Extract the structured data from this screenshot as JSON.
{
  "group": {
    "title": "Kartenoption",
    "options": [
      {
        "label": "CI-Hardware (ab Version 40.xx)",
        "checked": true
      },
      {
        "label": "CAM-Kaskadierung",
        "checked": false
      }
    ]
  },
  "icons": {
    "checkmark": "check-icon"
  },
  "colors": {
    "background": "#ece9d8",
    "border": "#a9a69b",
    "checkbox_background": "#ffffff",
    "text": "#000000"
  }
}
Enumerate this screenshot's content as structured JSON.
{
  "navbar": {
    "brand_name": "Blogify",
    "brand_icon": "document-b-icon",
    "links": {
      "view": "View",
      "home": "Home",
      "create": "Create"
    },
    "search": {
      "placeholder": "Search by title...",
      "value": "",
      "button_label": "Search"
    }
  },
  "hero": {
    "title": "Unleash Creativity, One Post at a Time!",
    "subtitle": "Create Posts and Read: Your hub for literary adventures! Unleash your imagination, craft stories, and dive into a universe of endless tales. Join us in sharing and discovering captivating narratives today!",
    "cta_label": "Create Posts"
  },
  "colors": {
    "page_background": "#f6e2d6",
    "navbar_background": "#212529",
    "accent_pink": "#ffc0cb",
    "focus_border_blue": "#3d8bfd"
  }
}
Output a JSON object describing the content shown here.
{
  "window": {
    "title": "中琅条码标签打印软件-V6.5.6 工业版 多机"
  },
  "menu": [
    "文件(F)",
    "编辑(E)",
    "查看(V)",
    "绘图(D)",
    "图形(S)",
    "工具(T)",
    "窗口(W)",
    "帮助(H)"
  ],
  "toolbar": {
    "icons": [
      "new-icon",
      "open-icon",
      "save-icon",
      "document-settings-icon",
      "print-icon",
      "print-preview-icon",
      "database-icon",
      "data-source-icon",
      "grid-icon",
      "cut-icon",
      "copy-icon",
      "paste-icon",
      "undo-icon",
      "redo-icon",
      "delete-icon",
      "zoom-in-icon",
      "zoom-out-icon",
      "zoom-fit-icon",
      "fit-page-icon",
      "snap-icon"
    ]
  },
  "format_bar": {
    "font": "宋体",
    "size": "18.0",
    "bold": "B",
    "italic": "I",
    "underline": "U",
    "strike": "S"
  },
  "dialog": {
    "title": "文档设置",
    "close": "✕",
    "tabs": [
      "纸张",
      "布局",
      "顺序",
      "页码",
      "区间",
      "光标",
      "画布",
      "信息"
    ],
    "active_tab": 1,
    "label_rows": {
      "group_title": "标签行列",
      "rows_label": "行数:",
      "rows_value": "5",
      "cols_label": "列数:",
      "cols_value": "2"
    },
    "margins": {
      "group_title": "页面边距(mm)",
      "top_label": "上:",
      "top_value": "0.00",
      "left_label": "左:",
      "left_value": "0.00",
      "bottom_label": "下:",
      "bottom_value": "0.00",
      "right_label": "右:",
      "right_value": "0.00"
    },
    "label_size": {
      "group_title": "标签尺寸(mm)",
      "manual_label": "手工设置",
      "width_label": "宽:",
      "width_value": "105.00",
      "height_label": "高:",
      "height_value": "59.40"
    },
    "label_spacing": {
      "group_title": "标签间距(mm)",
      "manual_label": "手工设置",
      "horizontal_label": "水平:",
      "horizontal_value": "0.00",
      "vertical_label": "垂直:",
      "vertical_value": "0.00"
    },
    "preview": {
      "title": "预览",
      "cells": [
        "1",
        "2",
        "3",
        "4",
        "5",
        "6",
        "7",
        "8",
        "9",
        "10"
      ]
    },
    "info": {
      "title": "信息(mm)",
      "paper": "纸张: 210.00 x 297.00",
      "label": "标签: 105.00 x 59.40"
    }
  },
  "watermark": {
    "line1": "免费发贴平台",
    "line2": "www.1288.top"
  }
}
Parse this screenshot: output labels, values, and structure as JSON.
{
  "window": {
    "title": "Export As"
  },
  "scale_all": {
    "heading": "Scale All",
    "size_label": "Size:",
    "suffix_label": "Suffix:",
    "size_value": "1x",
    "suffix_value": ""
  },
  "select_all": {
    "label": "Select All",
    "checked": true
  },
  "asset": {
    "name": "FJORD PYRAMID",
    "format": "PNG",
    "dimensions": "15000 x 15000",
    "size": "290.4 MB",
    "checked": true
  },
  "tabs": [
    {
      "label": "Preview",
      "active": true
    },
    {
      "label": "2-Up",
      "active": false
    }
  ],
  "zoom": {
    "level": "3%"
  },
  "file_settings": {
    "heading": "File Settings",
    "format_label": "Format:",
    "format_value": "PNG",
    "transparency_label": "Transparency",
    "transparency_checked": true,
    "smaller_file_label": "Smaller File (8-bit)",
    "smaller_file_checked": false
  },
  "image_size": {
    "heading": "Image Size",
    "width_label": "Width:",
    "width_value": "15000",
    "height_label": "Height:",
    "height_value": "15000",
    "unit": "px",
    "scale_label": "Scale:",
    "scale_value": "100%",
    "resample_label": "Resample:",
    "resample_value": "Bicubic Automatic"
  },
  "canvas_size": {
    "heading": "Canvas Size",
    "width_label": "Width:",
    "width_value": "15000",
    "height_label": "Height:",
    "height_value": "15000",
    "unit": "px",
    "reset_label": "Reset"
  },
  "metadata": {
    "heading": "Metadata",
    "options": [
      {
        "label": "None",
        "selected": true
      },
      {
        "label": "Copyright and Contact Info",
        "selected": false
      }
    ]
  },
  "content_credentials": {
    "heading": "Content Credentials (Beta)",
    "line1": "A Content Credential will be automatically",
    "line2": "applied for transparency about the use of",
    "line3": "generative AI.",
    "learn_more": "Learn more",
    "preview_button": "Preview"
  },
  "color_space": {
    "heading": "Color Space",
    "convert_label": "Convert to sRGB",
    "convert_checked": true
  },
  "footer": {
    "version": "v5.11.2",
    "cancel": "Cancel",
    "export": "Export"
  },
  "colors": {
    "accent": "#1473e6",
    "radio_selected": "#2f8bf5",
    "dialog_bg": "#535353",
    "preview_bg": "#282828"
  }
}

-*-

### Task instructions:
Write out the entries above word for word.

### Task solution:
Extract the structured data from this screenshot as JSON.
{
  "group": {
    "title": "Kartenoption",
    "options": [
      {
        "label": "CI-Hardware (ab Version 40.xx)",
        "checked": true
      },
      {
        "label": "CAM-Kaskadierung",
        "checked": false
      }
    ]
  },
  "icons": {
    "checkmark": "check-icon"
  },
  "colors": {
    "background": "#ece9d8",
    "border": "#a9a69b",
    "checkbox_background": "#ffffff",
    "text": "#000000"
  }
}
Enumerate this screenshot's content as structured JSON.
{
  "navbar": {
    "brand_name": "Blogify",
    "brand_icon": "document-b-icon",
    "links": {
      "view": "View",
      "home": "Home",
      "create": "Create"
    },
    "search": {
      "placeholder": "Search by title...",
      "value": "",
      "button_label": "Search"
    }
  },
  "hero": {
    "title": "Unleash Creativity, One Post at a Time!",
    "subtitle": "Create Posts and Read: Your hub for literary adventures! Unleash your imagination, craft stories, and dive into a universe of endless tales. Join us in sharing and discovering captivating narratives today!",
    "cta_label": "Create Posts"
  },
  "colors": {
    "page_background": "#f6e2d6",
    "navbar_background": "#212529",
    "accent_pink": "#ffc0cb",
    "focus_border_blue": "#3d8bfd"
  }
}
Output a JSON object describing the content shown here.
{
  "window": {
    "title": "中琅条码标签打印软件-V6.5.6 工业版 多机"
  },
  "menu": [
    "文件(F)",
    "编辑(E)",
    "查看(V)",
    "绘图(D)",
    "图形(S)",
    "工具(T)",
    "窗口(W)",
    "帮助(H)"
  ],
  "toolbar": {
    "icons": [
      "new-icon",
      "open-icon",
      "save-icon",
      "document-settings-icon",
      "print-icon",
      "print-preview-icon",
      "database-icon",
      "data-source-icon",
      "grid-icon",
      "cut-icon",
      "copy-icon",
      "paste-icon",
      "undo-icon",
      "redo-icon",
      "delete-icon",
      "zoom-in-icon",
      "zoom-out-icon",
      "zoom-fit-icon",
      "fit-page-icon",
      "snap-icon"
    ]
  },
  "format_bar": {
    "font": "宋体",
    "size": "18.0",
    "bold": "B",
    "italic": "I",
    "underline": "U",
    "strike": "S"
  },
  "dialog": {
    "title": "文档设置",
    "close": "✕",
    "tabs": [
      "纸张",
      "布局",
      "顺序",
      "页码",
      "区间",
      "光标",
      "画布",
      "信息"
    ],
    "active_tab": 1,
    "label_rows": {
      "group_title": "标签行列",
      "rows_label": "行数:",
      "rows_value": "5",
      "cols_label": "列数:",
      "cols_value": "2"
    },
    "margins": {
      "group_title": "页面边距(mm)",
      "top_label": "上:",
      "top_value": "0.00",
      "left_label": "左:",
      "left_value": "0.00",
      "bottom_label": "下:",
      "bottom_value": "0.00",
      "right_label": "右:",
      "right_value": "0.00"
    },
    "label_size": {
      "group_title": "标签尺寸(mm)",
      "manual_label": "手工设置",
      "width_label": "宽:",
      "width_value": "105.00",
      "height_label": "高:",
      "height_value": "59.40"
    },
    "label_spacing": {
      "group_title": "标签间距(mm)",
      "manual_label": "手工设置",
      "horizontal_label": "水平:",
      "horizontal_value": "0.00",
      "vertical_label": "垂直:",
      "vertical_value": "0.00"
    },
    "preview": {
      "title": "预览",
      "cells": [
        "1",
        "2",
        "3",
        "4",
        "5",
        "6",
        "7",
        "8",
        "9",
        "10"
      ]
    },
    "info": {
      "title": "信息(mm)",
      "paper": "纸张: 210.00 x 297.00",
      "label": "标签: 105.00 x 59.40"
    }
  },
  "watermark": {
    "line1": "免费发贴平台",
    "line2": "www.1288.top"
  }
}
Parse this screenshot: output labels, values, and structure as JSON.
{
  "window": {
    "title": "Export As"
  },
  "scale_all": {
    "heading": "Scale All",
    "size_label": "Size:",
    "suffix_label": "Suffix:",
    "size_value": "1x",
    "suffix_value": ""
  },
  "select_all": {
    "label": "Select All",
    "checked": true
  },
  "asset": {
    "name": "FJORD PYRAMID",
    "format": "PNG",
    "dimensions": "15000 x 15000",
    "size": "290.4 MB",
    "checked": true
  },
  "tabs": [
    {
      "label": "Preview",
      "active": true
    },
    {
      "label": "2-Up",
      "active": false
    }
  ],
  "zoom": {
    "level": "3%"
  },
  "file_settings": {
    "heading": "File Settings",
    "format_label": "Format:",
    "format_value": "PNG",
    "transparency_label": "Transparency",
    "transparency_checked": true,
    "smaller_file_label": "Smaller File (8-bit)",
    "smaller_file_checked": false
  },
  "image_size": {
    "heading": "Image Size",
    "width_label": "Width:",
    "width_value": "15000",
    "height_label": "Height:",
    "height_value": "15000",
    "unit": "px",
    "scale_label": "Scale:",
    "scale_value": "100%",
    "resample_label": "Resample:",
    "resample_value": "Bicubic Automatic"
  },
  "canvas_size": {
    "heading": "Canvas Size",
    "width_label": "Width:",
    "width_value": "15000",
    "height_label": "Height:",
    "height_value": "15000",
    "unit": "px",
    "reset_label": "Reset"
  },
  "metadata": {
    "heading": "Metadata",
    "options": [
      {
        "label": "None",
        "selected": true
      },
      {
        "label": "Copyright and Contact Info",
        "selected": false
      }
    ]
  },
  "content_credentials": {
    "heading": "Content Credentials (Beta)",
    "line1": "A Content Credential will be automatically",
    "line2": "applied for transparency about the use of",
    "line3": "generative AI.",
    "learn_more": "Learn more",
    "preview_button": "Preview"
  },
  "color_space": {
    "heading": "Color Space",
    "convert_label": "Convert to sRGB",
    "convert_checked": true
  },
  "footer": {
    "version": "v5.11.2",
    "cancel": "Cancel",
    "export": "Export"
  },
  "colors": {
    "accent": "#1473e6",
    "radio_selected": "#2f8bf5",
    "dialog_bg": "#535353",
    "preview_bg": "#282828"
  }
}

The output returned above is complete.